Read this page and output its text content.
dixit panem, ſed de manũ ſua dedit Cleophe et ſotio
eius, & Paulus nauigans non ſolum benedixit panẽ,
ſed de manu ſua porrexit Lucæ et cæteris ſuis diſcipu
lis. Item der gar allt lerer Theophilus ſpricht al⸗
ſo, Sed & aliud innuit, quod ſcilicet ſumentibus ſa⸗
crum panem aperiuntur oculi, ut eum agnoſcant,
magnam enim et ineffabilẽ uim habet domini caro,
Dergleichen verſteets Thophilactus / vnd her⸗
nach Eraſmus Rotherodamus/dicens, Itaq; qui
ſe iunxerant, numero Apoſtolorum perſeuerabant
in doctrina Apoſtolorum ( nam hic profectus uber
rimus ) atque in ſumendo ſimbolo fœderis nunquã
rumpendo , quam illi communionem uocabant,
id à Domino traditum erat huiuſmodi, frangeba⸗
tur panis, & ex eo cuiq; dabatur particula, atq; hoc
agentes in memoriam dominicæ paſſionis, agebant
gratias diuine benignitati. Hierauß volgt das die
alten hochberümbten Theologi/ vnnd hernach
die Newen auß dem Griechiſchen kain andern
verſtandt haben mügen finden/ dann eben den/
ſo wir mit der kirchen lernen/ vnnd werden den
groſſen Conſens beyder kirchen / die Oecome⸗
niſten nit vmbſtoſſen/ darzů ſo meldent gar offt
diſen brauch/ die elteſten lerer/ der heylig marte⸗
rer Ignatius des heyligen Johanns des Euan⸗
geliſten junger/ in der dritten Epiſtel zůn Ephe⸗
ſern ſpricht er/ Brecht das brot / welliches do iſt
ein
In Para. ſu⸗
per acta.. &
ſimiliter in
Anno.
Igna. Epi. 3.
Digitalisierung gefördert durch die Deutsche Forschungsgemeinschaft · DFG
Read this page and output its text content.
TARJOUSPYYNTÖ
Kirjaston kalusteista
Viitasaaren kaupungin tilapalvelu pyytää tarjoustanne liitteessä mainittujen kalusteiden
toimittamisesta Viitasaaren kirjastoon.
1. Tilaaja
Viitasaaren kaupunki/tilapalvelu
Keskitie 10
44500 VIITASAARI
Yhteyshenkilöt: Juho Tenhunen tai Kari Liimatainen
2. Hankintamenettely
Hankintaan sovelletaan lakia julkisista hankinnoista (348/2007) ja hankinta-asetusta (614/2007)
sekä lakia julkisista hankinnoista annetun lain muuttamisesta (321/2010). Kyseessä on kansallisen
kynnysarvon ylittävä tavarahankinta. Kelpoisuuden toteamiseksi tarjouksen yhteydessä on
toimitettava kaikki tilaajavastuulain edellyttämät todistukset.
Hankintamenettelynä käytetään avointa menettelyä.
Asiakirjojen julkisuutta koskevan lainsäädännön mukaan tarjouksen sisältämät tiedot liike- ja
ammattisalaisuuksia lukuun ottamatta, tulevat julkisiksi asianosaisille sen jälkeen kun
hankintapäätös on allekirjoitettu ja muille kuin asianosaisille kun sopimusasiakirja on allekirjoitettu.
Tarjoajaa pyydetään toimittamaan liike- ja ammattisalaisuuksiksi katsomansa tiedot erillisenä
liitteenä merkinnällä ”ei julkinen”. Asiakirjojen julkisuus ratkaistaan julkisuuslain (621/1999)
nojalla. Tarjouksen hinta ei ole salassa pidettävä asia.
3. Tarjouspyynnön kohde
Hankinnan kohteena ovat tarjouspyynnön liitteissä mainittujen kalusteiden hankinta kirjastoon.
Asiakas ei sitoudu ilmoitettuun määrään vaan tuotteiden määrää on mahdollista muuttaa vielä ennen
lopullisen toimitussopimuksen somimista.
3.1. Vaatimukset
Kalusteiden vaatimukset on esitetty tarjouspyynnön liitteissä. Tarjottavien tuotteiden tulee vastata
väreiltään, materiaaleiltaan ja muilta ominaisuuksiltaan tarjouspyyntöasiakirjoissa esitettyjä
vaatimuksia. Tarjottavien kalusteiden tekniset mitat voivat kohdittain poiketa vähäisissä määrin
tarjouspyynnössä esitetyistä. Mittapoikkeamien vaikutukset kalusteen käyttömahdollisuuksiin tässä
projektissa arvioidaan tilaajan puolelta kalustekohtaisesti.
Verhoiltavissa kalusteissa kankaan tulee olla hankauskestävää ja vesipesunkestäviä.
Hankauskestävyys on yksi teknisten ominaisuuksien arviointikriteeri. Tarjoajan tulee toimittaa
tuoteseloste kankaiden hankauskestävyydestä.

━━━━━━━━━━━━━━━━

TASK REQUIREMENTS -> Reproduce the records above exactly as they appear.

RESULT FOR THIS TASK ->
Read this page and output its text content.
dixit panem, ſed de manũ ſua dedit Cleophe et ſotio
eius, & Paulus nauigans non ſolum benedixit panẽ,
ſed de manu ſua porrexit Lucæ et cæteris ſuis diſcipu
lis. Item der gar allt lerer Theophilus ſpricht al⸗
ſo, Sed & aliud innuit, quod ſcilicet ſumentibus ſa⸗
crum panem aperiuntur oculi, ut eum agnoſcant,
magnam enim et ineffabilẽ uim habet domini caro,
Dergleichen verſteets Thophilactus / vnd her⸗
nach Eraſmus Rotherodamus/dicens, Itaq; qui
ſe iunxerant, numero Apoſtolorum perſeuerabant
in doctrina Apoſtolorum ( nam hic profectus uber
rimus ) atque in ſumendo ſimbolo fœderis nunquã
rumpendo , quam illi communionem uocabant,
id à Domino traditum erat huiuſmodi, frangeba⸗
tur panis, & ex eo cuiq; dabatur particula, atq; hoc
agentes in memoriam dominicæ paſſionis, agebant
gratias diuine benignitati. Hierauß volgt das die
alten hochberümbten Theologi/ vnnd hernach
die Newen auß dem Griechiſchen kain andern
verſtandt haben mügen finden/ dann eben den/
ſo wir mit der kirchen lernen/ vnnd werden den
groſſen Conſens beyder kirchen / die Oecome⸗
niſten nit vmbſtoſſen/ darzů ſo meldent gar offt
diſen brauch/ die elteſten lerer/ der heylig marte⸗
rer Ignatius des heyligen Johanns des Euan⸗
geliſten junger/ in der dritten Epiſtel zůn Ephe⸗
ſern ſpricht er/ Brecht das brot / welliches do iſt
ein
In Para. ſu⸗
per acta.. &
ſimiliter in
Anno.
Igna. Epi. 3.
Digitalisierung gefördert durch die Deutsche Forschungsgemeinschaft · DFG
Read this page and output its text content.
TARJOUSPYYNTÖ
Kirjaston kalusteista
Viitasaaren kaupungin tilapalvelu pyytää tarjoustanne liitteessä mainittujen kalusteiden
toimittamisesta Viitasaaren kirjastoon.
1. Tilaaja
Viitasaaren kaupunki/tilapalvelu
Keskitie 10
44500 VIITASAARI
Yhteyshenkilöt: Juho Tenhunen tai Kari Liimatainen
2. Hankintamenettely
Hankintaan sovelletaan lakia julkisista hankinnoista (348/2007) ja hankinta-asetusta (614/2007)
sekä lakia julkisista hankinnoista annetun lain muuttamisesta (321/2010). Kyseessä on kansallisen
kynnysarvon ylittävä tavarahankinta. Kelpoisuuden toteamiseksi tarjouksen yhteydessä on
toimitettava kaikki tilaajavastuulain edellyttämät todistukset.
Hankintamenettelynä käytetään avointa menettelyä.
Asiakirjojen julkisuutta koskevan lainsäädännön mukaan tarjouksen sisältämät tiedot liike- ja
ammattisalaisuuksia lukuun ottamatta, tulevat julkisiksi asianosaisille sen jälkeen kun
hankintapäätös on allekirjoitettu ja muille kuin asianosaisille kun sopimusasiakirja on allekirjoitettu.
Tarjoajaa pyydetään toimittamaan liike- ja ammattisalaisuuksiksi katsomansa tiedot erillisenä
liitteenä merkinnällä ”ei julkinen”. Asiakirjojen julkisuus ratkaistaan julkisuuslain (621/1999)
nojalla. Tarjouksen hinta ei ole salassa pidettävä asia.
3. Tarjouspyynnön kohde
Hankinnan kohteena ovat tarjouspyynnön liitteissä mainittujen kalusteiden hankinta kirjastoon.
Asiakas ei sitoudu ilmoitettuun määrään vaan tuotteiden määrää on mahdollista muuttaa vielä ennen
lopullisen toimitussopimuksen somimista.
3.1. Vaatimukset
Kalusteiden vaatimukset on esitetty tarjouspyynnön liitteissä. Tarjottavien tuotteiden tulee vastata
väreiltään, materiaaleiltaan ja muilta ominaisuuksiltaan tarjouspyyntöasiakirjoissa esitettyjä
vaatimuksia. Tarjottavien kalusteiden tekniset mitat voivat kohdittain poiketa vähäisissä määrin
tarjouspyynnössä esitetyistä. Mittapoikkeamien vaikutukset kalusteen käyttömahdollisuuksiin tässä
projektissa arvioidaan tilaajan puolelta kalustekohtaisesti.
Verhoiltavissa kalusteissa kankaan tulee olla hankauskestävää ja vesipesunkestäviä.
Hankauskestävyys on yksi teknisten ominaisuuksien arviointikriteeri. Tarjoajan tulee toimittaa
tuoteseloste kankaiden hankauskestävyydestä.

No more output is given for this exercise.